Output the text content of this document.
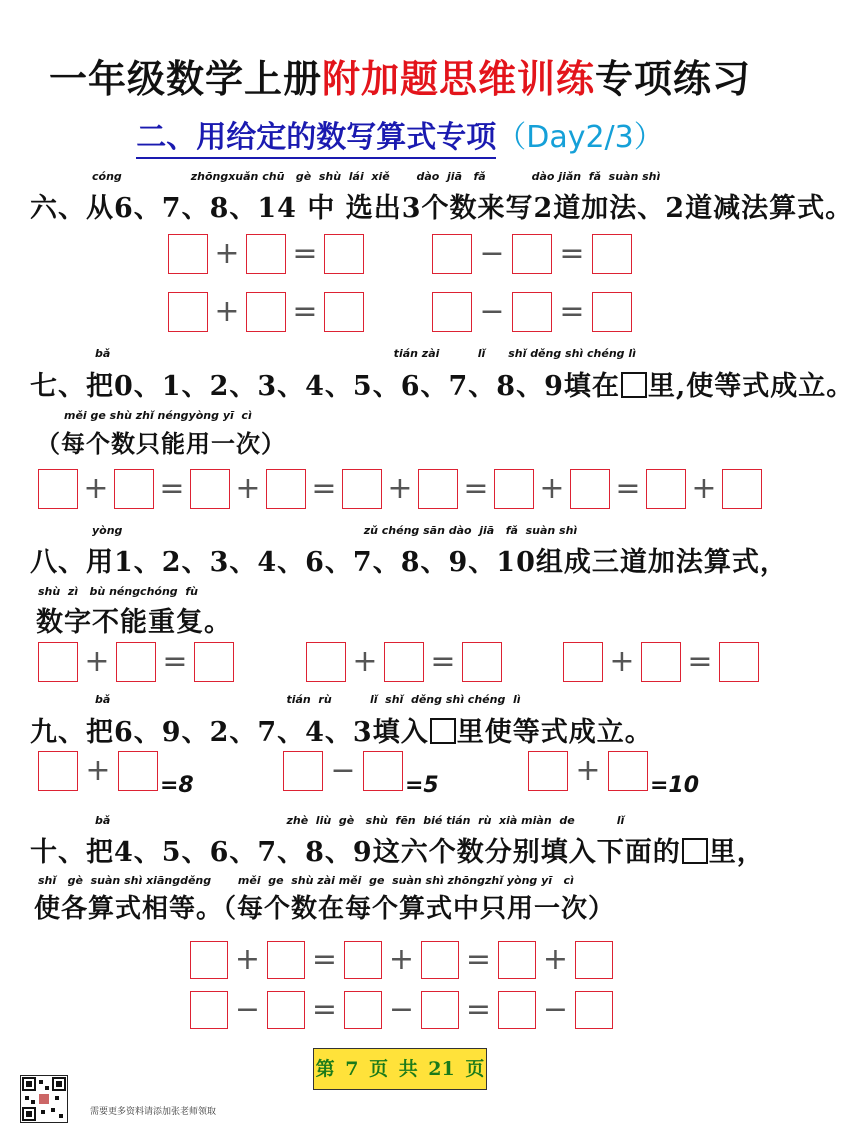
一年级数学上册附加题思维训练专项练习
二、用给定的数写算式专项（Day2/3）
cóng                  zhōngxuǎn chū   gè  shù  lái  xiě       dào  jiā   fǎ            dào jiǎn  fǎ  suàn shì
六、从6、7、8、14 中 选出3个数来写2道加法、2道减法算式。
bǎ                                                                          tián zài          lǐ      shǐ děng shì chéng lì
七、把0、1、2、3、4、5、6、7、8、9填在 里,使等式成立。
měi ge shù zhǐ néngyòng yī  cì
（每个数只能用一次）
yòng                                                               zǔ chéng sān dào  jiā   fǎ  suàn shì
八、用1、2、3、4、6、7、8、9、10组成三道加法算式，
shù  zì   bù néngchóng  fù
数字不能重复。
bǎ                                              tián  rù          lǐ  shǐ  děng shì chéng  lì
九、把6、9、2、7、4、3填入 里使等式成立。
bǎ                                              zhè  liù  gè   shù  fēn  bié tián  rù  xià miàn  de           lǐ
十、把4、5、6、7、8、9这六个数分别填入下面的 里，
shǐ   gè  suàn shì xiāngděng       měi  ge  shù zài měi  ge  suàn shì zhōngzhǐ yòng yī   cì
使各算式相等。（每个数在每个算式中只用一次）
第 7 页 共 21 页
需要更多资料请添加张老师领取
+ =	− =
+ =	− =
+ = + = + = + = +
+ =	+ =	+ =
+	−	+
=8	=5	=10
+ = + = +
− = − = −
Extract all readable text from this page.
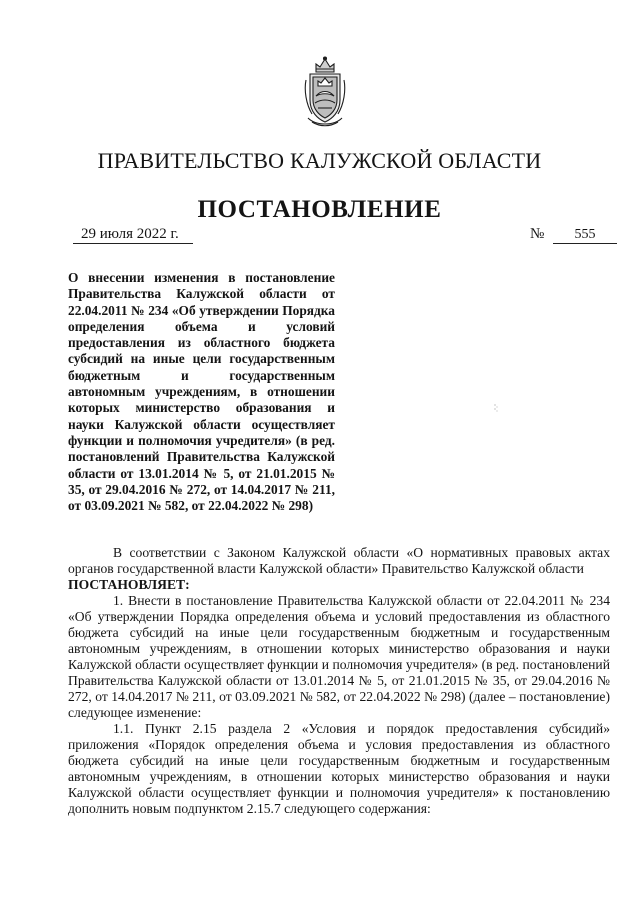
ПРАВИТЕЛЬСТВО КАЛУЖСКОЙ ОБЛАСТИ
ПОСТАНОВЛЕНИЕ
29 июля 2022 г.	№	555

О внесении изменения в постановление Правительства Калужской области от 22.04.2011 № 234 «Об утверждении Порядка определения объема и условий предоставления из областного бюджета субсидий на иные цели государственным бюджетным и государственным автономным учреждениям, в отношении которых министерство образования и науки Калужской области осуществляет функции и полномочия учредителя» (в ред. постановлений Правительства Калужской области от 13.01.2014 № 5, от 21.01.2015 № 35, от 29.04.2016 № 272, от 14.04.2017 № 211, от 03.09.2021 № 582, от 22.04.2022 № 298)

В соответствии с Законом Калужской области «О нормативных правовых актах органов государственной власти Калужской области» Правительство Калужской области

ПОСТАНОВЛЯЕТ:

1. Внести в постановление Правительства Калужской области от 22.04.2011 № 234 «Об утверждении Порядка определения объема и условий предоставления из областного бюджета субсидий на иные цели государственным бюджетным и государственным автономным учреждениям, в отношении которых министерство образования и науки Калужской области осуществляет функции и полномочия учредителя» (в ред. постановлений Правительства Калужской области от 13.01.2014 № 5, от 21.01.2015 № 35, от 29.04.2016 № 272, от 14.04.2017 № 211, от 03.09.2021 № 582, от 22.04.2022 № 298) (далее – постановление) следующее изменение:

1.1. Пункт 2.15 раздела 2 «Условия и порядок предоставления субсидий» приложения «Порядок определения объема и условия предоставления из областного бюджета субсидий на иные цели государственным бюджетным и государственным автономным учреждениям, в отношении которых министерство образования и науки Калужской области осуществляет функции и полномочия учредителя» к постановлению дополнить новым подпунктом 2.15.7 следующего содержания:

_ _ _ _

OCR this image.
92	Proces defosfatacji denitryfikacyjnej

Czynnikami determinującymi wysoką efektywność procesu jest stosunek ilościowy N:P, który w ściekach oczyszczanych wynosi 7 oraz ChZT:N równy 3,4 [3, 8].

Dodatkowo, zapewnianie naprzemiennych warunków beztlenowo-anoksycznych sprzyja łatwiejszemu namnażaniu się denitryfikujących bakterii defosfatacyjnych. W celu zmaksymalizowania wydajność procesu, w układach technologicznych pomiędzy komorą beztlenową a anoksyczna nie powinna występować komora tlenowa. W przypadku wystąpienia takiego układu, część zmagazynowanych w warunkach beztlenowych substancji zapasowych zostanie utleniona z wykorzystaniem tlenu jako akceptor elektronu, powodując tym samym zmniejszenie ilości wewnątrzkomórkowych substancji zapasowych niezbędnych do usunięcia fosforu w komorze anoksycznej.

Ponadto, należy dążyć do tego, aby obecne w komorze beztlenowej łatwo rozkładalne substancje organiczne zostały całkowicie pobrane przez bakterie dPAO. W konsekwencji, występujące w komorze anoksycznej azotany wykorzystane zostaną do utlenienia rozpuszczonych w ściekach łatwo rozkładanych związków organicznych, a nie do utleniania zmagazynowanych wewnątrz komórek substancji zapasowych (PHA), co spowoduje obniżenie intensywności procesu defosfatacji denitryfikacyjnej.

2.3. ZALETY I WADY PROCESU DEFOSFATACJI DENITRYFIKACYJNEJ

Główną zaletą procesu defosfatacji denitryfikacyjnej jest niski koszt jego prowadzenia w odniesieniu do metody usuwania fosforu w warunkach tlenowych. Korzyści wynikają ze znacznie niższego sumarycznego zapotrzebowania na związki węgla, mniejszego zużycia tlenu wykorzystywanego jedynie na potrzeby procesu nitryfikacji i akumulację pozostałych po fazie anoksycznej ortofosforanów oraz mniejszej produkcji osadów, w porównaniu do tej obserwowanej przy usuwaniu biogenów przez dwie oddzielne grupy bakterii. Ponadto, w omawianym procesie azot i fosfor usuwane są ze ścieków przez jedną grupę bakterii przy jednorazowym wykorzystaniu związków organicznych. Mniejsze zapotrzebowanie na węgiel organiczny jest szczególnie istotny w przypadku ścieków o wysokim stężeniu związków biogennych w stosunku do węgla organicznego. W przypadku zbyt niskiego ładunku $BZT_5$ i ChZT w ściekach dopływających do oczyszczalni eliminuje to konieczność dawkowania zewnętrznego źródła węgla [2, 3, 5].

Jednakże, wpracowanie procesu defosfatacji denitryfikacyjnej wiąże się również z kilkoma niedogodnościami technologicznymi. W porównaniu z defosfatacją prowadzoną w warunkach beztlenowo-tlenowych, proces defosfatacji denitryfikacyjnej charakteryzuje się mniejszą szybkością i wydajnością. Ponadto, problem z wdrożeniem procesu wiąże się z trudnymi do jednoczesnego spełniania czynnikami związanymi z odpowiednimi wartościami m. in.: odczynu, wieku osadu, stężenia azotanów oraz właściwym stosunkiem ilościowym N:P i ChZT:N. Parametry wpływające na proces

_ _ _ _

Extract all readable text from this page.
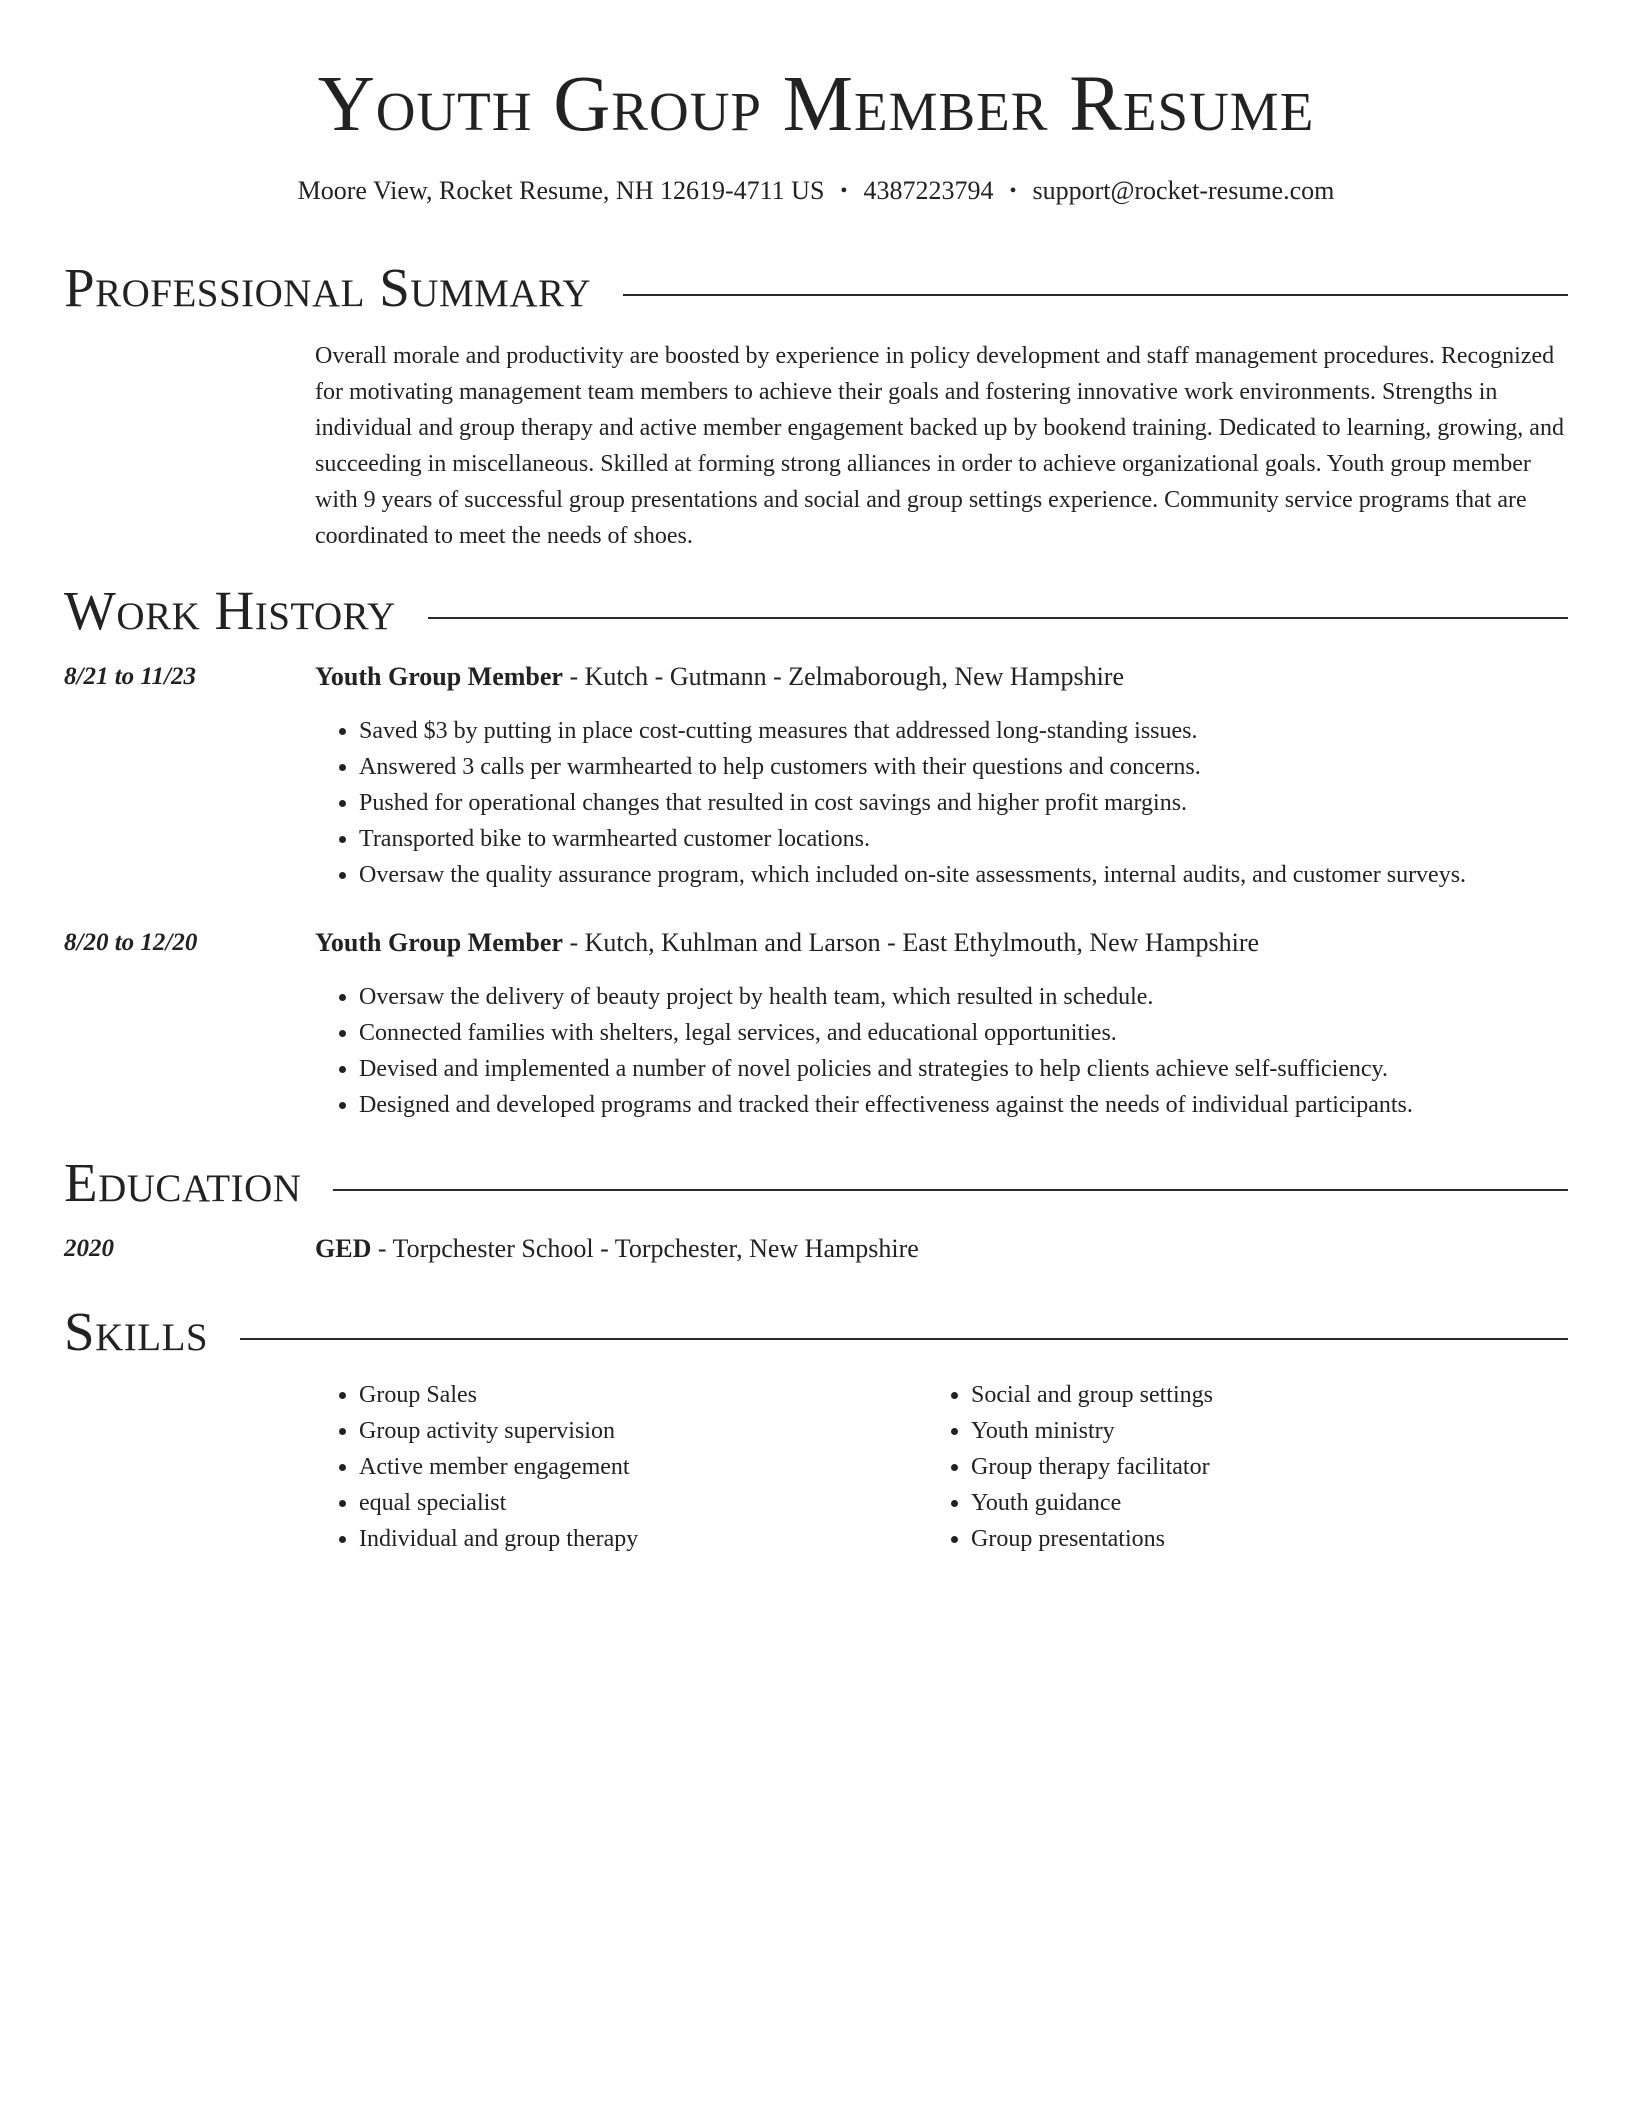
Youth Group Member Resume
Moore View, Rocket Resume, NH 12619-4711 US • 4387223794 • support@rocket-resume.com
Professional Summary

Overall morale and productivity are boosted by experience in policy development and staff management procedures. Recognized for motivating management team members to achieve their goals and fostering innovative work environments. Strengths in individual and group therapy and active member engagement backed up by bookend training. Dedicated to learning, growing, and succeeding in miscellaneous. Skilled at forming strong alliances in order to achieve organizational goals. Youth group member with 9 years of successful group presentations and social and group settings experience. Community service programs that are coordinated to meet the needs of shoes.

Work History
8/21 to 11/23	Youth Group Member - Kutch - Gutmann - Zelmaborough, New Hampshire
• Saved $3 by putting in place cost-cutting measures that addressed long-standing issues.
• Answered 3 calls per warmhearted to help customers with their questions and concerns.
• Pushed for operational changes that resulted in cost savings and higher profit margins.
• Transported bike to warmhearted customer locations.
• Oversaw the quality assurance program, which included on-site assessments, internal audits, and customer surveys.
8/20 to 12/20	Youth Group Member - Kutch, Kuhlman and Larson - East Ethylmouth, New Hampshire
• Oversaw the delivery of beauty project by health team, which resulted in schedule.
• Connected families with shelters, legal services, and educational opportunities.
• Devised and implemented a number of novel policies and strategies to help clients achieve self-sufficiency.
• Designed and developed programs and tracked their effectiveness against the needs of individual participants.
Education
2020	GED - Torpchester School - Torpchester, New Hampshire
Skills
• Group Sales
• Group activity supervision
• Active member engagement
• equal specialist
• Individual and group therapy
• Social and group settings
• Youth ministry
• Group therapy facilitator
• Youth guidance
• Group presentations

_ _ _ _

Locate the word "tián" in the records and collect each line it appears in.

bǎ                                                                          tián zài          lǐ      shǐ děng shì chéng lì
bǎ                                              tián  rù          lǐ  shǐ  děng shì chéng  lì
bǎ                                              zhè  liù  gè   shù  fēn  bié tián  rù  xià miàn  de           lǐ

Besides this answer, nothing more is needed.